== DIRECTIONS ==
Set the listing down again in full, word for word, with the pictures left out.

== RAW RECORDS ==
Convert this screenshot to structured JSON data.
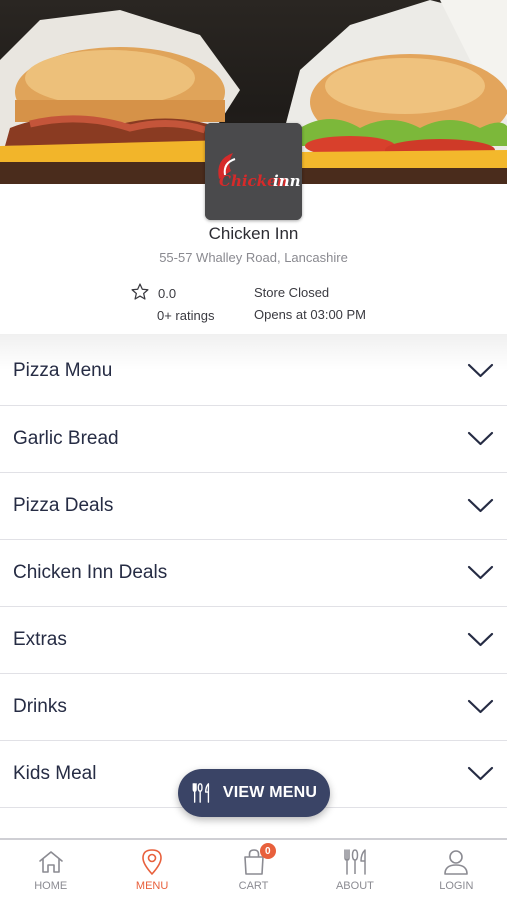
{
  "store": {
    "name": "Chicken Inn",
    "address": "55-57 Whalley Road, Lancashire",
    "logo_text": "Chicken inn",
    "rating": "0.0",
    "ratings_count": "0+ ratings",
    "status": "Store Closed",
    "opening": "Opens at 03:00 PM"
  },
  "menu": {
    "categories": [
      {
        "label": "Pizza Menu"
      },
      {
        "label": "Garlic Bread"
      },
      {
        "label": "Pizza Deals"
      },
      {
        "label": "Chicken Inn Deals"
      },
      {
        "label": "Extras"
      },
      {
        "label": "Drinks"
      },
      {
        "label": "Kids Meal"
      }
    ]
  },
  "view_menu": {
    "label": "VIEW MENU"
  },
  "bottom_nav": {
    "items": [
      {
        "label": "HOME",
        "icon": "home-icon"
      },
      {
        "label": "MENU",
        "icon": "location-pin-icon",
        "active": true
      },
      {
        "label": "CART",
        "icon": "shopping-bag-icon",
        "badge": "0"
      },
      {
        "label": "ABOUT",
        "icon": "cutlery-icon"
      },
      {
        "label": "LOGIN",
        "icon": "user-icon"
      }
    ]
  },
  "colors": {
    "accent": "#e8603c",
    "button": "#3a4466",
    "text": "#262c44",
    "divider": "#e1e1e6"
  }
}
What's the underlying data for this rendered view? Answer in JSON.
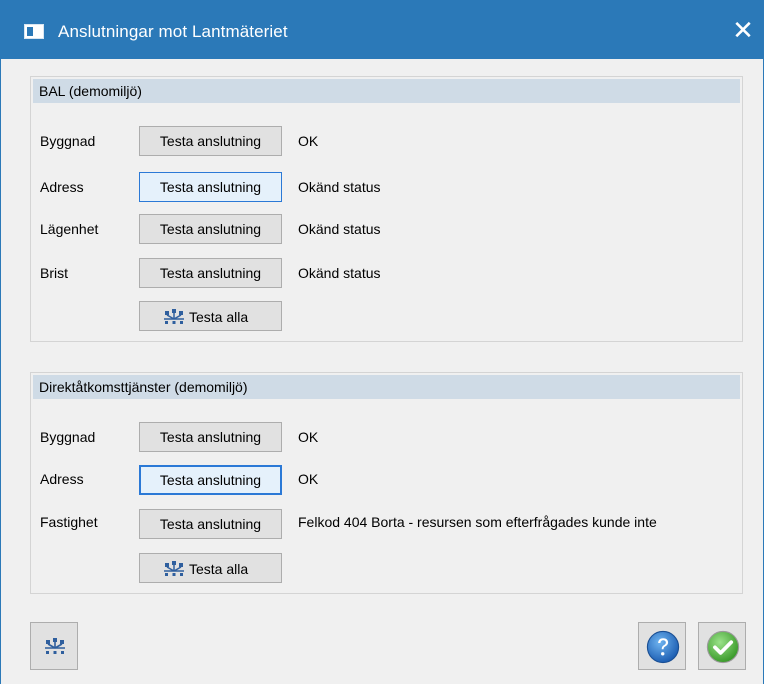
{
  "window": {
    "title": "Anslutningar mot Lantmäteriet",
    "close_symbol": "✕",
    "app_icon": "window-app-icon"
  },
  "groups": [
    {
      "title": "BAL (demomiljö)",
      "rows": [
        {
          "label": "Byggnad",
          "button": "Testa anslutning",
          "status": "OK"
        },
        {
          "label": "Adress",
          "button": "Testa anslutning",
          "status": "Okänd status"
        },
        {
          "label": "Lägenhet",
          "button": "Testa anslutning",
          "status": "Okänd status"
        },
        {
          "label": "Brist",
          "button": "Testa anslutning",
          "status": "Okänd status"
        }
      ],
      "test_all_label": "Testa alla"
    },
    {
      "title": "Direktåtkomsttjänster (demomiljö)",
      "rows": [
        {
          "label": "Byggnad",
          "button": "Testa anslutning",
          "status": "OK"
        },
        {
          "label": "Adress",
          "button": "Testa anslutning",
          "status": "OK"
        },
        {
          "label": "Fastighet",
          "button": "Testa anslutning",
          "status": "Felkod 404 Borta - resursen som efterfrågades kunde inte"
        }
      ],
      "test_all_label": "Testa alla"
    }
  ],
  "footer": {
    "left_icon": "network-test-icon",
    "help_icon": "help-icon",
    "ok_icon": "ok-check-icon"
  },
  "colors": {
    "titlebar": "#2b79b8",
    "group_header": "#cfdbe6",
    "focus_border": "#2b79d6"
  }
}
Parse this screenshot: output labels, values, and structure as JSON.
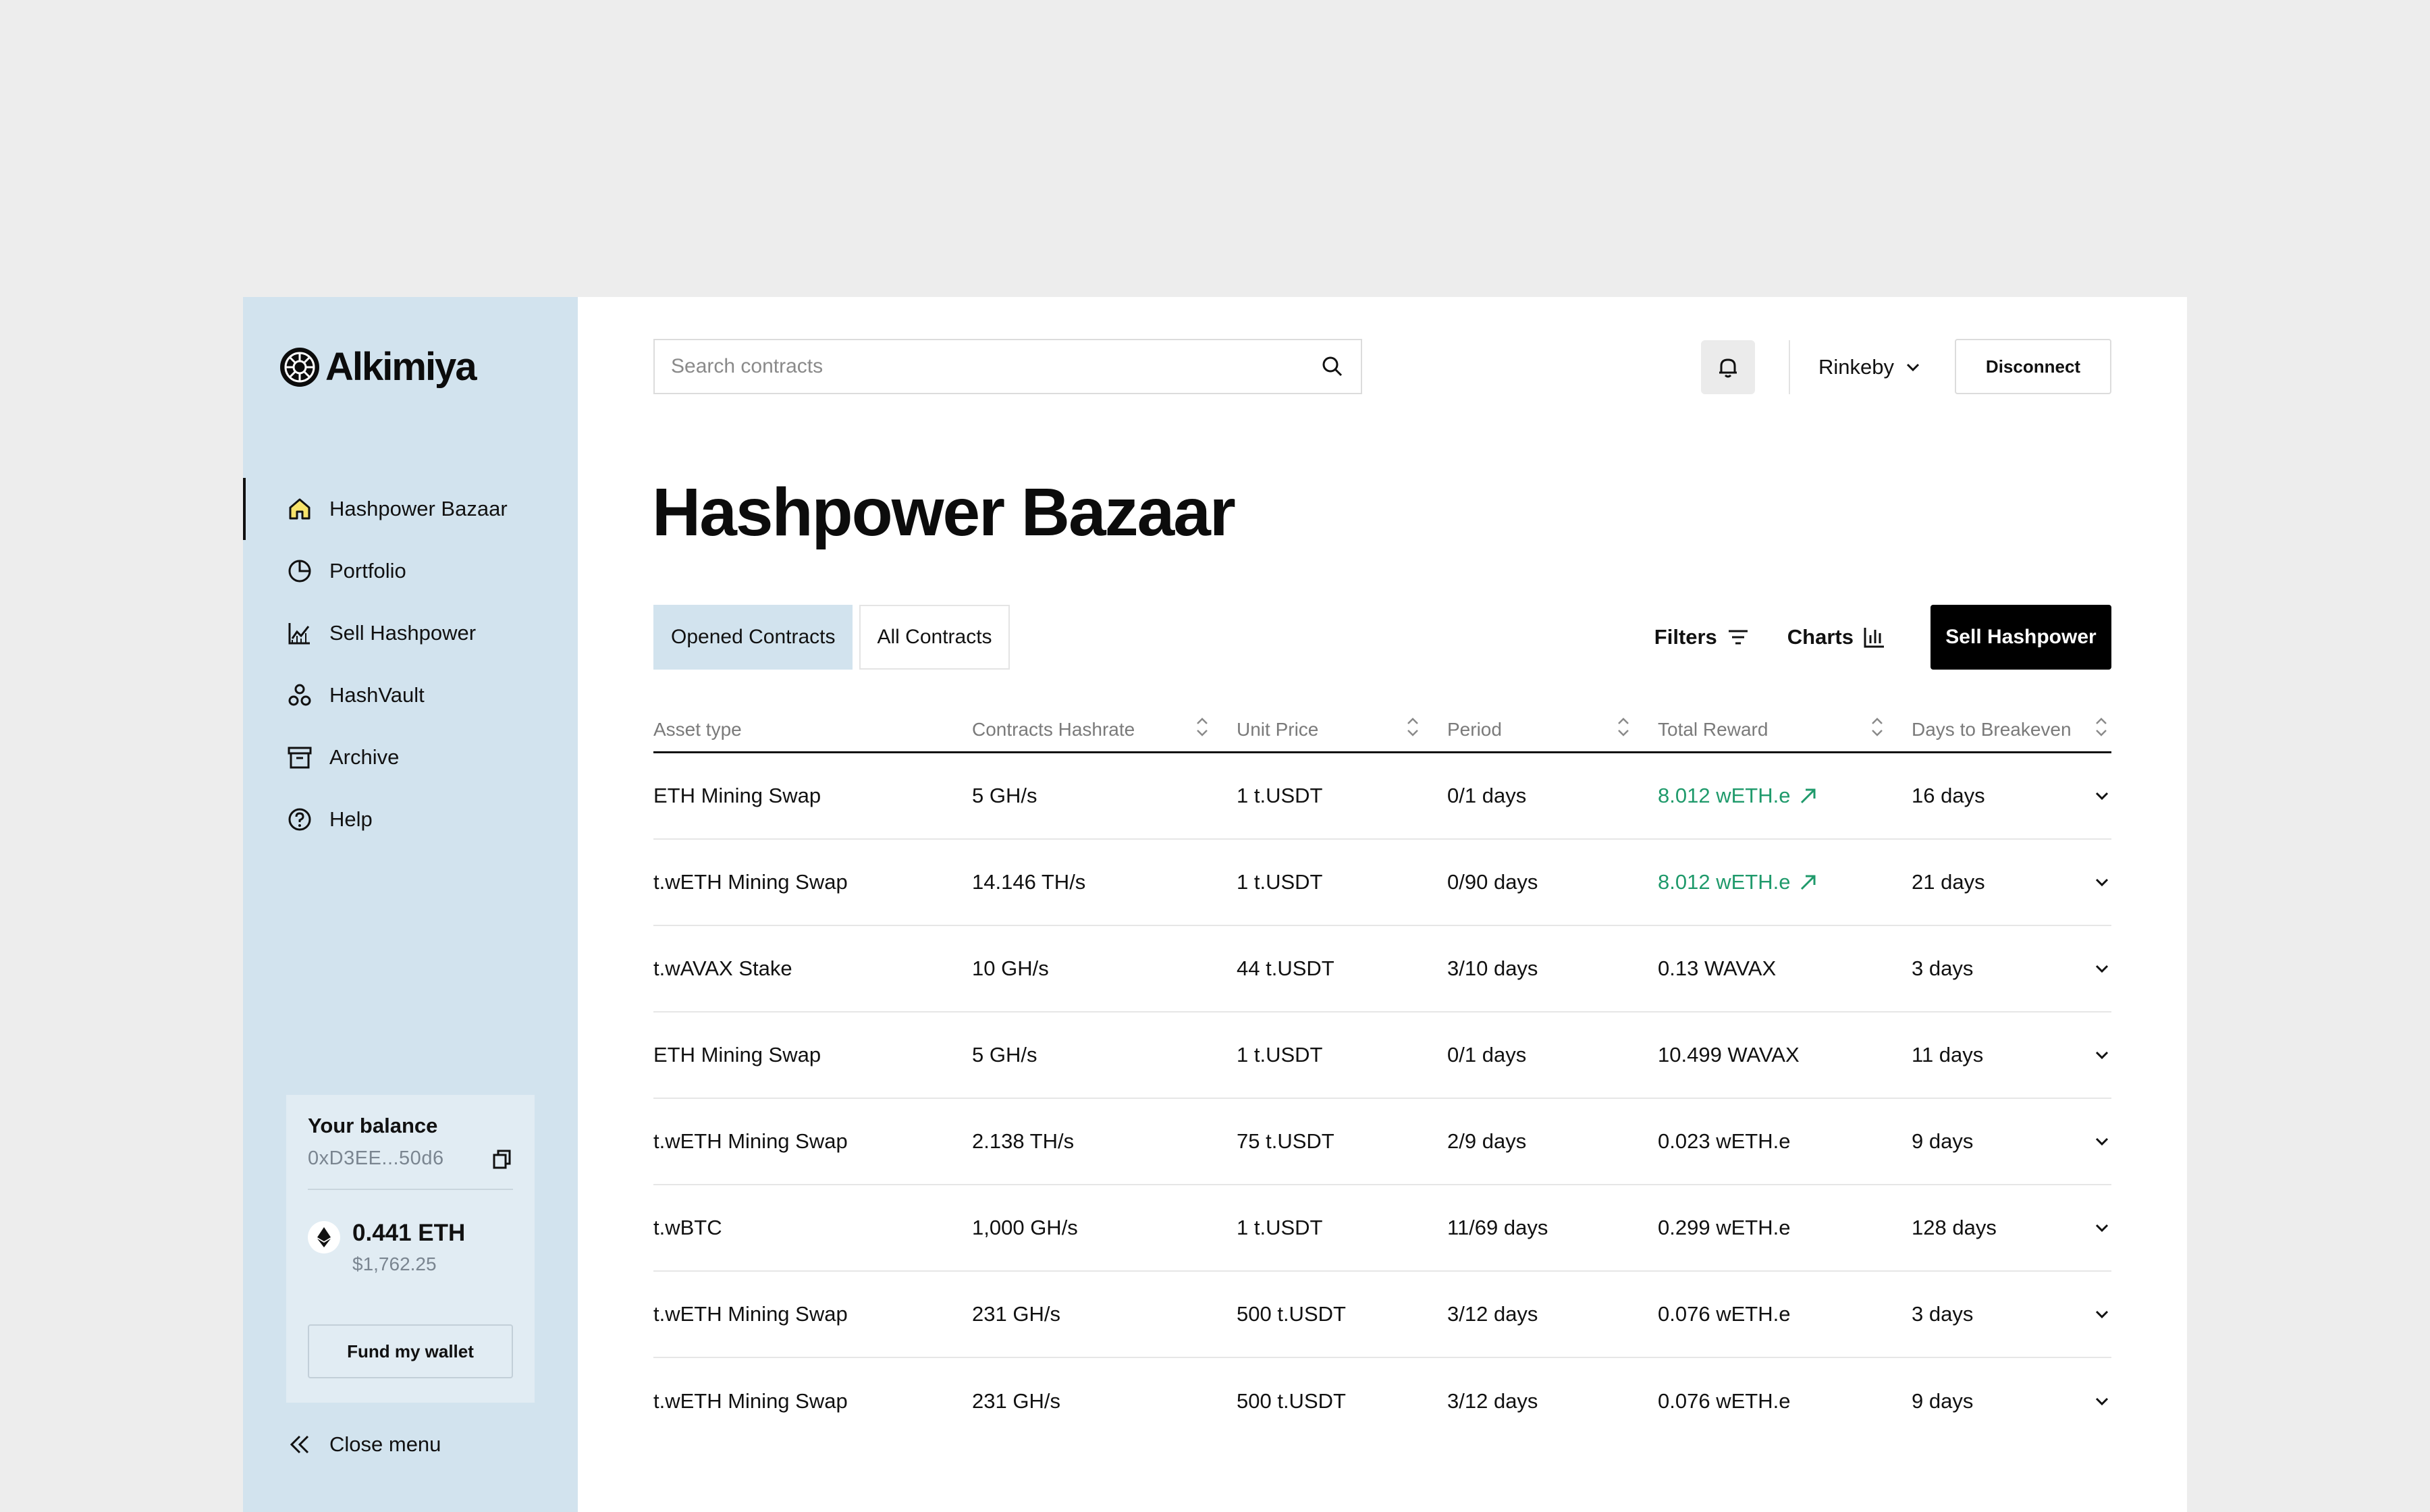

== COMPLETE RESPONSE ==
Convert this screenshot to structured JSON data.
{
  "store": {
    "name": "Chicken Inn",
    "address": "55-57 Whalley Road, Lancashire",
    "logo_text": "Chicken inn",
    "rating": "0.0",
    "ratings_count": "0+ ratings",
    "status": "Store Closed",
    "opening": "Opens at 03:00 PM"
  },
  "menu": {
    "categories": [
      {
        "label": "Pizza Menu"
      },
      {
        "label": "Garlic Bread"
      },
      {
        "label": "Pizza Deals"
      },
      {
        "label": "Chicken Inn Deals"
      },
      {
        "label": "Extras"
      },
      {
        "label": "Drinks"
      },
      {
        "label": "Kids Meal"
      }
    ]
  },
  "view_menu": {
    "label": "VIEW MENU"
  },
  "bottom_nav": {
    "items": [
      {
        "label": "HOME",
        "icon": "home-icon"
      },
      {
        "label": "MENU",
        "icon": "location-pin-icon",
        "active": true
      },
      {
        "label": "CART",
        "icon": "shopping-bag-icon",
        "badge": "0"
      },
      {
        "label": "ABOUT",
        "icon": "cutlery-icon"
      },
      {
        "label": "LOGIN",
        "icon": "user-icon"
      }
    ]
  },
  "colors": {
    "accent": "#e8603c",
    "button": "#3a4466",
    "text": "#262c44",
    "divider": "#e1e1e6"
  }
}
What's the underlying data for this rendered view? Answer in JSON.
{
  "window": {
    "title": "Anslutningar mot Lantmäteriet",
    "close_symbol": "✕",
    "app_icon": "window-app-icon"
  },
  "groups": [
    {
      "title": "BAL (demomiljö)",
      "rows": [
        {
          "label": "Byggnad",
          "button": "Testa anslutning",
          "status": "OK"
        },
        {
          "label": "Adress",
          "button": "Testa anslutning",
          "status": "Okänd status"
        },
        {
          "label": "Lägenhet",
          "button": "Testa anslutning",
          "status": "Okänd status"
        },
        {
          "label": "Brist",
          "button": "Testa anslutning",
          "status": "Okänd status"
        }
      ],
      "test_all_label": "Testa alla"
    },
    {
      "title": "Direktåtkomsttjänster (demomiljö)",
      "rows": [
        {
          "label": "Byggnad",
          "button": "Testa anslutning",
          "status": "OK"
        },
        {
          "label": "Adress",
          "button": "Testa anslutning",
          "status": "OK"
        },
        {
          "label": "Fastighet",
          "button": "Testa anslutning",
          "status": "Felkod 404 Borta - resursen som efterfrågades kunde inte"
        }
      ],
      "test_all_label": "Testa alla"
    }
  ],
  "footer": {
    "left_icon": "network-test-icon",
    "help_icon": "help-icon",
    "ok_icon": "ok-check-icon"
  },
  "colors": {
    "titlebar": "#2b79b8",
    "group_header": "#cfdbe6",
    "focus_border": "#2b79d6"
  }
}
Parse this screenshot: output labels, values, and structure as JSON.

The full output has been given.